Records for the exercise:

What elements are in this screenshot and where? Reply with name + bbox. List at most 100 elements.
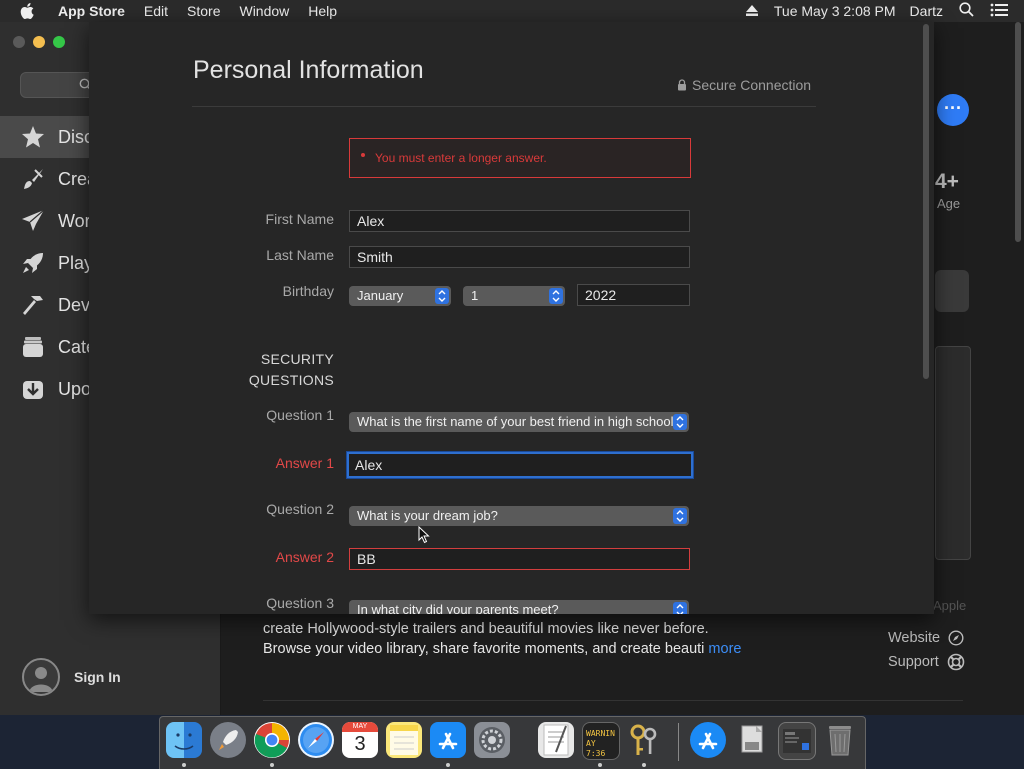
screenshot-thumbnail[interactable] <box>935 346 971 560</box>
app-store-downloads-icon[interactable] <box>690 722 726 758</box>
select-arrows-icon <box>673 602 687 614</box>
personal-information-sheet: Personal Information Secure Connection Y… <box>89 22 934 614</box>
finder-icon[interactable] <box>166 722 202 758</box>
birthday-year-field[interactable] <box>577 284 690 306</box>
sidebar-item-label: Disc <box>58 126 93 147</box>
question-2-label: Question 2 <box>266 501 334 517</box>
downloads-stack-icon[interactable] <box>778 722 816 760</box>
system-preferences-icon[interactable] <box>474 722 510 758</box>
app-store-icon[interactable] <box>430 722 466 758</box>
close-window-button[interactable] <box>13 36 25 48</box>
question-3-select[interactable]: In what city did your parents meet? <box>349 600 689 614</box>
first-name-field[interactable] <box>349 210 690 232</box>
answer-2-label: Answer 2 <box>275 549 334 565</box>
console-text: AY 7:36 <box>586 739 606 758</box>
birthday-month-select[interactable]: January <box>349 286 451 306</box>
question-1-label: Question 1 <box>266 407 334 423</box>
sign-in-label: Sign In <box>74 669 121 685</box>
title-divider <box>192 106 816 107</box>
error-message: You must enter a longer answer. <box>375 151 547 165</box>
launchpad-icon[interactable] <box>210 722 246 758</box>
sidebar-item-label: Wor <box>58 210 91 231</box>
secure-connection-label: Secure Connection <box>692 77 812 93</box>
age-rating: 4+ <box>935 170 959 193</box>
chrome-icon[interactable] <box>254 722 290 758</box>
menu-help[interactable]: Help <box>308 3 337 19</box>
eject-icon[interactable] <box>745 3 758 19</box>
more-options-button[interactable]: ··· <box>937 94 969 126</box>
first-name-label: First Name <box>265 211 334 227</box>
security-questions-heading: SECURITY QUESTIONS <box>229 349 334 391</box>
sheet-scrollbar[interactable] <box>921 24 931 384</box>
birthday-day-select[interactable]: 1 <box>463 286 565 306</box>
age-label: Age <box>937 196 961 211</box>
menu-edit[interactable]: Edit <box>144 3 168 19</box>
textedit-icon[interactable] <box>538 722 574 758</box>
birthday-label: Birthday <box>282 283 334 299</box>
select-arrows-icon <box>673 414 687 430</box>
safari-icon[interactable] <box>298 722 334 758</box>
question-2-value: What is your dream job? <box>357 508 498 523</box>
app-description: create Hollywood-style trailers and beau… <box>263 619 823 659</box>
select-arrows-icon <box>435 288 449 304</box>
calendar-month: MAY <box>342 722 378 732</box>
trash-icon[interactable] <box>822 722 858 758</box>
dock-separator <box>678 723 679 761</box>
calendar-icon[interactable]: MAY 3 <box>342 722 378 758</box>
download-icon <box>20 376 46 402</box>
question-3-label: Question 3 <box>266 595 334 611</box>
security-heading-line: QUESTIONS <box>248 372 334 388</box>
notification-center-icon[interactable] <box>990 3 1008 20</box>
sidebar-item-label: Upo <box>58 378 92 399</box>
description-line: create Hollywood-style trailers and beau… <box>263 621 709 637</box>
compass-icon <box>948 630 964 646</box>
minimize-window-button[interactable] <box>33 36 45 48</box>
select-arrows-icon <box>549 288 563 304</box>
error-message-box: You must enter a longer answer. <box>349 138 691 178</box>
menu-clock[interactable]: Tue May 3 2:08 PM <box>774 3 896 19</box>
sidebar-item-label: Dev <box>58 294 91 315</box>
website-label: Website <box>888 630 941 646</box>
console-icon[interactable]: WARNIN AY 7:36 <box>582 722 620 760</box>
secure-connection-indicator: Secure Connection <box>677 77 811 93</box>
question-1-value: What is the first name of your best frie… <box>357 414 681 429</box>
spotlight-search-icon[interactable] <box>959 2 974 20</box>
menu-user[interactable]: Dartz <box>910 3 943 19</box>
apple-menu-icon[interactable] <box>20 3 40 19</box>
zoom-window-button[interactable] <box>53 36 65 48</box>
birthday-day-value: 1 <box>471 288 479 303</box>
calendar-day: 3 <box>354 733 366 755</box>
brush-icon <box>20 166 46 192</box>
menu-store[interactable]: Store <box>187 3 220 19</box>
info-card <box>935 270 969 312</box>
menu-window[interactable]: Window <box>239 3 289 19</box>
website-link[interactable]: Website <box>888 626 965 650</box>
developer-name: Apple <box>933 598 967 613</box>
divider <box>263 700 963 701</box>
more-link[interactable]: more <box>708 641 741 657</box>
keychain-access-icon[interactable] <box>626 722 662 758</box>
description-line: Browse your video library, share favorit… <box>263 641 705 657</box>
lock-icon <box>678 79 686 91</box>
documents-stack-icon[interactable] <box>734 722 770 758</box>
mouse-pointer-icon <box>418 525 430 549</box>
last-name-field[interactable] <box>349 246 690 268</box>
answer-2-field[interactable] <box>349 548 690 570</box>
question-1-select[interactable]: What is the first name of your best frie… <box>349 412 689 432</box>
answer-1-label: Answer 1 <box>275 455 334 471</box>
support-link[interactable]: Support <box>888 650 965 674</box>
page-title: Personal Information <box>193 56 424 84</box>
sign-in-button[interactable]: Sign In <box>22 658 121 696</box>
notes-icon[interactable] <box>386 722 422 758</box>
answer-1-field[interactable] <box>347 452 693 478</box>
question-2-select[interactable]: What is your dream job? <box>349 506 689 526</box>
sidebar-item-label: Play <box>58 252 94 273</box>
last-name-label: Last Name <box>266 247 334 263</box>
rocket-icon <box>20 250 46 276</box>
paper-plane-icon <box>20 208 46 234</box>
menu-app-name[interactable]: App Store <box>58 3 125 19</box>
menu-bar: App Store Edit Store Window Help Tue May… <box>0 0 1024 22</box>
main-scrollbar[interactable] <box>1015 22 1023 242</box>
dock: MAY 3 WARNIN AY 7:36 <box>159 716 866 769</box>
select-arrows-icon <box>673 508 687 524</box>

What is needed: Reproduce all of the data above word for word, omitting the picture.

Completed exercise:
What elements are in this screenshot and where? Reply with name + bbox. List at most 100 elements.
screenshot-thumbnail[interactable] <box>935 346 971 560</box>
app-store-downloads-icon[interactable] <box>690 722 726 758</box>
select-arrows-icon <box>673 602 687 614</box>
personal-information-sheet: Personal Information Secure Connection Y… <box>89 22 934 614</box>
finder-icon[interactable] <box>166 722 202 758</box>
birthday-year-field[interactable] <box>577 284 690 306</box>
sidebar-item-label: Disc <box>58 126 93 147</box>
question-2-label: Question 2 <box>266 501 334 517</box>
downloads-stack-icon[interactable] <box>778 722 816 760</box>
system-preferences-icon[interactable] <box>474 722 510 758</box>
app-store-icon[interactable] <box>430 722 466 758</box>
close-window-button[interactable] <box>13 36 25 48</box>
question-3-select[interactable]: In what city did your parents meet? <box>349 600 689 614</box>
first-name-field[interactable] <box>349 210 690 232</box>
answer-2-label: Answer 2 <box>275 549 334 565</box>
console-text: AY 7:36 <box>586 739 606 758</box>
birthday-month-select[interactable]: January <box>349 286 451 306</box>
question-1-label: Question 1 <box>266 407 334 423</box>
sign-in-label: Sign In <box>74 669 121 685</box>
title-divider <box>192 106 816 107</box>
error-message: You must enter a longer answer. <box>375 151 547 165</box>
launchpad-icon[interactable] <box>210 722 246 758</box>
sidebar-item-label: Wor <box>58 210 91 231</box>
secure-connection-label: Secure Connection <box>692 77 812 93</box>
age-rating: 4+ <box>935 170 959 193</box>
chrome-icon[interactable] <box>254 722 290 758</box>
menu-help[interactable]: Help <box>308 3 337 19</box>
eject-icon[interactable] <box>745 3 758 19</box>
more-options-button[interactable]: ··· <box>937 94 969 126</box>
first-name-label: First Name <box>265 211 334 227</box>
security-questions-heading: SECURITY QUESTIONS <box>229 349 334 391</box>
sheet-scrollbar[interactable] <box>921 24 931 384</box>
birthday-day-select[interactable]: 1 <box>463 286 565 306</box>
age-label: Age <box>937 196 961 211</box>
menu-edit[interactable]: Edit <box>144 3 168 19</box>
textedit-icon[interactable] <box>538 722 574 758</box>
birthday-label: Birthday <box>282 283 334 299</box>
select-arrows-icon <box>673 414 687 430</box>
safari-icon[interactable] <box>298 722 334 758</box>
question-2-value: What is your dream job? <box>357 508 498 523</box>
app-description: create Hollywood-style trailers and beau… <box>263 619 823 659</box>
select-arrows-icon <box>435 288 449 304</box>
calendar-month: MAY <box>342 722 378 732</box>
trash-icon[interactable] <box>822 722 858 758</box>
dock-separator <box>678 723 679 761</box>
calendar-icon[interactable]: MAY 3 <box>342 722 378 758</box>
download-icon <box>20 376 46 402</box>
question-3-label: Question 3 <box>266 595 334 611</box>
security-heading-line: QUESTIONS <box>248 372 334 388</box>
notification-center-icon[interactable] <box>990 3 1008 20</box>
sidebar-item-label: Upo <box>58 378 92 399</box>
description-line: create Hollywood-style trailers and beau… <box>263 621 709 637</box>
compass-icon <box>948 630 964 646</box>
minimize-window-button[interactable] <box>33 36 45 48</box>
select-arrows-icon <box>549 288 563 304</box>
error-message-box: You must enter a longer answer. <box>349 138 691 178</box>
menu-clock[interactable]: Tue May 3 2:08 PM <box>774 3 896 19</box>
sidebar-item-label: Dev <box>58 294 91 315</box>
website-label: Website <box>888 630 941 646</box>
console-icon[interactable]: WARNIN AY 7:36 <box>582 722 620 760</box>
secure-connection-indicator: Secure Connection <box>677 77 811 93</box>
question-1-value: What is the first name of your best frie… <box>357 414 681 429</box>
spotlight-search-icon[interactable] <box>959 2 974 20</box>
menu-user[interactable]: Dartz <box>910 3 943 19</box>
apple-menu-icon[interactable] <box>20 3 40 19</box>
zoom-window-button[interactable] <box>53 36 65 48</box>
birthday-day-value: 1 <box>471 288 479 303</box>
calendar-day: 3 <box>354 733 366 755</box>
brush-icon <box>20 166 46 192</box>
menu-store[interactable]: Store <box>187 3 220 19</box>
info-card <box>935 270 969 312</box>
menu-window[interactable]: Window <box>239 3 289 19</box>
website-link[interactable]: Website <box>888 626 965 650</box>
developer-name: Apple <box>933 598 967 613</box>
divider <box>263 700 963 701</box>
more-link[interactable]: more <box>708 641 741 657</box>
keychain-access-icon[interactable] <box>626 722 662 758</box>
description-line: Browse your video library, share favorit… <box>263 641 705 657</box>
lock-icon <box>678 79 686 91</box>
documents-stack-icon[interactable] <box>734 722 770 758</box>
mouse-pointer-icon <box>418 525 430 549</box>
last-name-field[interactable] <box>349 246 690 268</box>
answer-2-field[interactable] <box>349 548 690 570</box>
question-1-select[interactable]: What is the first name of your best frie… <box>349 412 689 432</box>
answer-1-label: Answer 1 <box>275 455 334 471</box>
support-link[interactable]: Support <box>888 650 965 674</box>
page-title: Personal Information <box>193 56 424 84</box>
sign-in-button[interactable]: Sign In <box>22 658 121 696</box>
notes-icon[interactable] <box>386 722 422 758</box>
answer-1-field[interactable] <box>347 452 693 478</box>
question-2-select[interactable]: What is your dream job? <box>349 506 689 526</box>
sidebar-item-label: Play <box>58 252 94 273</box>
last-name-label: Last Name <box>266 247 334 263</box>
rocket-icon <box>20 250 46 276</box>
paper-plane-icon <box>20 208 46 234</box>
menu-app-name[interactable]: App Store <box>58 3 125 19</box>
menu-bar: App Store Edit Store Window Help Tue May… <box>0 0 1024 22</box>
main-scrollbar[interactable] <box>1015 22 1023 242</box>
dock: MAY 3 WARNIN AY 7:36 <box>159 716 866 769</box>
select-arrows-icon <box>673 508 687 524</box>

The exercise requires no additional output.